● **Instructions for the task**: Copy out all the entries exactly.

● **Data lines**:
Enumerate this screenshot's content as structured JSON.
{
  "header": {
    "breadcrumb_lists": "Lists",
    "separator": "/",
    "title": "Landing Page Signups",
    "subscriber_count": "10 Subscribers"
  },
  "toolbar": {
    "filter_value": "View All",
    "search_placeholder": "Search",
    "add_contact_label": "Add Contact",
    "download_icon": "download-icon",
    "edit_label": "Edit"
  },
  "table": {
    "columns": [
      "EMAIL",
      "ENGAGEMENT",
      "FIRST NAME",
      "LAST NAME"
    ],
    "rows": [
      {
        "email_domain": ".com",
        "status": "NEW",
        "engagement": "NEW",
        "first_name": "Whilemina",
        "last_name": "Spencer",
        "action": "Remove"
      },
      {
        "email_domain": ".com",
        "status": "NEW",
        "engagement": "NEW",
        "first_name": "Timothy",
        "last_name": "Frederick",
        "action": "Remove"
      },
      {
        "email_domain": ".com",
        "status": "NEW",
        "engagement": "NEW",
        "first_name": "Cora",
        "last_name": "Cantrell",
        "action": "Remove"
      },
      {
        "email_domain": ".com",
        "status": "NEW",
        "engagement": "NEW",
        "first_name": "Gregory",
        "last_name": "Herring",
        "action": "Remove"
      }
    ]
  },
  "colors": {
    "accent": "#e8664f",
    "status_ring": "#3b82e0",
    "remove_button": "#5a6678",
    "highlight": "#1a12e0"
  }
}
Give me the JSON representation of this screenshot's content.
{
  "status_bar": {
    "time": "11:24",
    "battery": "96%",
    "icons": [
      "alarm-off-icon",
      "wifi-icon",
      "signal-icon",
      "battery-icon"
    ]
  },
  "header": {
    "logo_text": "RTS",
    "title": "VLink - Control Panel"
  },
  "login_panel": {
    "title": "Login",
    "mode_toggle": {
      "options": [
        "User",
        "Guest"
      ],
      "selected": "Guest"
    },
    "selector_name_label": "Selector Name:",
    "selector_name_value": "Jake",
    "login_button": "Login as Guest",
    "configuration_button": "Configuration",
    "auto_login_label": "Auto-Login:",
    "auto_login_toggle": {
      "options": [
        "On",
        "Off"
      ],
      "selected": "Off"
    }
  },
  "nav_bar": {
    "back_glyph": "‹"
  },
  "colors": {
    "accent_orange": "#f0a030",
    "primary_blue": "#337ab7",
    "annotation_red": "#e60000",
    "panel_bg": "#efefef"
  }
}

● **Solution to this exercise**:
Enumerate this screenshot's content as structured JSON.
{
  "header": {
    "breadcrumb_lists": "Lists",
    "separator": "/",
    "title": "Landing Page Signups",
    "subscriber_count": "10 Subscribers"
  },
  "toolbar": {
    "filter_value": "View All",
    "search_placeholder": "Search",
    "add_contact_label": "Add Contact",
    "download_icon": "download-icon",
    "edit_label": "Edit"
  },
  "table": {
    "columns": [
      "EMAIL",
      "ENGAGEMENT",
      "FIRST NAME",
      "LAST NAME"
    ],
    "rows": [
      {
        "email_domain": ".com",
        "status": "NEW",
        "engagement": "NEW",
        "first_name": "Whilemina",
        "last_name": "Spencer",
        "action": "Remove"
      },
      {
        "email_domain": ".com",
        "status": "NEW",
        "engagement": "NEW",
        "first_name": "Timothy",
        "last_name": "Frederick",
        "action": "Remove"
      },
      {
        "email_domain": ".com",
        "status": "NEW",
        "engagement": "NEW",
        "first_name": "Cora",
        "last_name": "Cantrell",
        "action": "Remove"
      },
      {
        "email_domain": ".com",
        "status": "NEW",
        "engagement": "NEW",
        "first_name": "Gregory",
        "last_name": "Herring",
        "action": "Remove"
      }
    ]
  },
  "colors": {
    "accent": "#e8664f",
    "status_ring": "#3b82e0",
    "remove_button": "#5a6678",
    "highlight": "#1a12e0"
  }
}
Give me the JSON representation of this screenshot's content.
{
  "status_bar": {
    "time": "11:24",
    "battery": "96%",
    "icons": [
      "alarm-off-icon",
      "wifi-icon",
      "signal-icon",
      "battery-icon"
    ]
  },
  "header": {
    "logo_text": "RTS",
    "title": "VLink - Control Panel"
  },
  "login_panel": {
    "title": "Login",
    "mode_toggle": {
      "options": [
        "User",
        "Guest"
      ],
      "selected": "Guest"
    },
    "selector_name_label": "Selector Name:",
    "selector_name_value": "Jake",
    "login_button": "Login as Guest",
    "configuration_button": "Configuration",
    "auto_login_label": "Auto-Login:",
    "auto_login_toggle": {
      "options": [
        "On",
        "Off"
      ],
      "selected": "Off"
    }
  },
  "nav_bar": {
    "back_glyph": "‹"
  },
  "colors": {
    "accent_orange": "#f0a030",
    "primary_blue": "#337ab7",
    "annotation_red": "#e60000",
    "panel_bg": "#efefef"
  }
}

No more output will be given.